BEGIN Records for this exercise

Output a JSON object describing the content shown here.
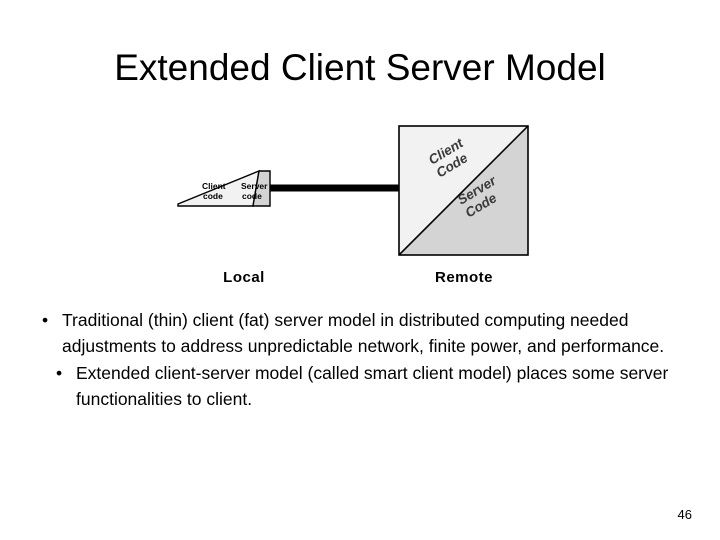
{
  "slide": {
    "title": "Extended Client Server Model",
    "page_number": "46"
  },
  "diagram": {
    "local": {
      "caption": "Local",
      "client_label_line1": "Client",
      "client_label_line2": "code",
      "server_label_line1": "Server",
      "server_label_line2": "code"
    },
    "remote": {
      "caption": "Remote",
      "client_label_line1": "Client",
      "client_label_line2": "Code",
      "server_label_line1": "Server",
      "server_label_line2": "Code"
    },
    "colors": {
      "client_fill": "#f2f2f2",
      "server_fill": "#d4d4d4",
      "outline": "#000000",
      "link_line": "#000000"
    }
  },
  "body": {
    "bullet_glyph": "•",
    "bullets": [
      "Traditional (thin) client (fat) server model in distributed computing needed adjustments to address unpredictable network, finite power, and performance.",
      "Extended client-server model (called smart client model) places some server functionalities to client."
    ]
  }
}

END Records for this exercise

(Goal):
Pictures stay out of the copy; please restate every record above exactly.

(Final result):
Output a JSON object describing the content shown here.
{
  "slide": {
    "title": "Extended Client Server Model",
    "page_number": "46"
  },
  "diagram": {
    "local": {
      "caption": "Local",
      "client_label_line1": "Client",
      "client_label_line2": "code",
      "server_label_line1": "Server",
      "server_label_line2": "code"
    },
    "remote": {
      "caption": "Remote",
      "client_label_line1": "Client",
      "client_label_line2": "Code",
      "server_label_line1": "Server",
      "server_label_line2": "Code"
    },
    "colors": {
      "client_fill": "#f2f2f2",
      "server_fill": "#d4d4d4",
      "outline": "#000000",
      "link_line": "#000000"
    }
  },
  "body": {
    "bullet_glyph": "•",
    "bullets": [
      "Traditional (thin) client (fat) server model in distributed computing needed adjustments to address unpredictable network, finite power, and performance.",
      "Extended client-server model (called smart client model) places some server functionalities to client."
    ]
  }
}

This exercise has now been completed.